— Begin Listed records —

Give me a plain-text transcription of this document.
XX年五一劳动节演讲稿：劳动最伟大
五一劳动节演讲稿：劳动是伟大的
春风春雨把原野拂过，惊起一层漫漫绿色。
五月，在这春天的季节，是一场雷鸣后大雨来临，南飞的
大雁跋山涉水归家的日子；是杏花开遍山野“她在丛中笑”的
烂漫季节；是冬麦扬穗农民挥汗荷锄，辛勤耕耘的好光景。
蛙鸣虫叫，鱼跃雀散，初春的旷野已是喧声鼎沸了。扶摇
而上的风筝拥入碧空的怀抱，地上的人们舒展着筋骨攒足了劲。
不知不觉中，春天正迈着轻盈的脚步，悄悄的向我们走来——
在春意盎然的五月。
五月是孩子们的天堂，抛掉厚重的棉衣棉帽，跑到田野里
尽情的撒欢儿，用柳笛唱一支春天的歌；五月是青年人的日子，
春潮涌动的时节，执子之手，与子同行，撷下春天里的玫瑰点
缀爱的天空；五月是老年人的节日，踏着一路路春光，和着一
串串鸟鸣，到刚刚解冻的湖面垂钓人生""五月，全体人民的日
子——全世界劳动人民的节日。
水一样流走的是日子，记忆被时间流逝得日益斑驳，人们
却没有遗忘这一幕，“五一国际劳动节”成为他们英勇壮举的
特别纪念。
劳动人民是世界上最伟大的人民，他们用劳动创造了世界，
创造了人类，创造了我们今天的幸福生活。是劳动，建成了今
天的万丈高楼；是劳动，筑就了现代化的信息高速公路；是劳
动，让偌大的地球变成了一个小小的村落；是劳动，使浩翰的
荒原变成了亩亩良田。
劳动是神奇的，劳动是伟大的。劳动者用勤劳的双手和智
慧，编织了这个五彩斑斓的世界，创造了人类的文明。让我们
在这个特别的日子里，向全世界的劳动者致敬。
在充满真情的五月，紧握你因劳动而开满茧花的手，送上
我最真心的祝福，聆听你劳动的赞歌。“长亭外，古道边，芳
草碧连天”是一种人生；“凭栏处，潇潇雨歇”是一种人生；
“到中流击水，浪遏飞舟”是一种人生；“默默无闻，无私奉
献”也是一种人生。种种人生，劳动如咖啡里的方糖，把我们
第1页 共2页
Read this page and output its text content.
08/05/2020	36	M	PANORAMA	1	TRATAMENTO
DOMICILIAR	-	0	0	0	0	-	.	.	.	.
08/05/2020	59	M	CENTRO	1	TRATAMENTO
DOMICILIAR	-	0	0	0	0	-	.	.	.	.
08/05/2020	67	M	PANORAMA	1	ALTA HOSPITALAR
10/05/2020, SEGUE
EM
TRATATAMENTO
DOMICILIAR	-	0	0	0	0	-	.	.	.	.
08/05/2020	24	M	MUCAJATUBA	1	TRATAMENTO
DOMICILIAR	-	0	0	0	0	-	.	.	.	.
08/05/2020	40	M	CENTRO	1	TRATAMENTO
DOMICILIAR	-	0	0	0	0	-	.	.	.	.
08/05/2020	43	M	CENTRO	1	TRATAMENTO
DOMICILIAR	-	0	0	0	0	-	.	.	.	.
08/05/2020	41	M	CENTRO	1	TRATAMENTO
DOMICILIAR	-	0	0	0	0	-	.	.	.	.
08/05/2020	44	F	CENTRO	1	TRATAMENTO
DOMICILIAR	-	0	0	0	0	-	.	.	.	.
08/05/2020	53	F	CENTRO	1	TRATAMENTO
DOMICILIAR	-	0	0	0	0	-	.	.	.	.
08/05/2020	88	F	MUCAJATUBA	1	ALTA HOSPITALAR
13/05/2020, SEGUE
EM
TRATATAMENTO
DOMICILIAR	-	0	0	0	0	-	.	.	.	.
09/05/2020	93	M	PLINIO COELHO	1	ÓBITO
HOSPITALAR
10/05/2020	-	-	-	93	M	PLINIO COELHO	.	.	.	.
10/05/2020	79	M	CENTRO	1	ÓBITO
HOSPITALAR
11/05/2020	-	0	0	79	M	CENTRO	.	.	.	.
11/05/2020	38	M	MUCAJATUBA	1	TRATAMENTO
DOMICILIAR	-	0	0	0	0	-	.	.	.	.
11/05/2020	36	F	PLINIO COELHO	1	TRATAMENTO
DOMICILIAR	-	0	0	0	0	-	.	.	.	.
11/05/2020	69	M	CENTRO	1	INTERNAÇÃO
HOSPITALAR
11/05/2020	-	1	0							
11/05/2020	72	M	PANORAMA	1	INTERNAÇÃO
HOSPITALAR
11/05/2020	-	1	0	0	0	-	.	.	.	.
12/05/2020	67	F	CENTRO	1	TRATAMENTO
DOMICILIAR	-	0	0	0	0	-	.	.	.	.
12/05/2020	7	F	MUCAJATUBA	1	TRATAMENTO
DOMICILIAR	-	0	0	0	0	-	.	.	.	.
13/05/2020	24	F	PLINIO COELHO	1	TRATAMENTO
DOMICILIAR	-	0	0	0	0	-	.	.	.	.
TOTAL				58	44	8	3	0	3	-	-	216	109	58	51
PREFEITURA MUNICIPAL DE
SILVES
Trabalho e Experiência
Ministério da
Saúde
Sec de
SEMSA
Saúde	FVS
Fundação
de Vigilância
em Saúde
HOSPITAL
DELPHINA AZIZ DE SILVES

— End Listed records —

Go through the listing above and return every line where the word "ALTA" occurs.

08/05/2020	67	M	PANORAMA	1	ALTA HOSPITALAR
08/05/2020	88	F	MUCAJATUBA	1	ALTA HOSPITALAR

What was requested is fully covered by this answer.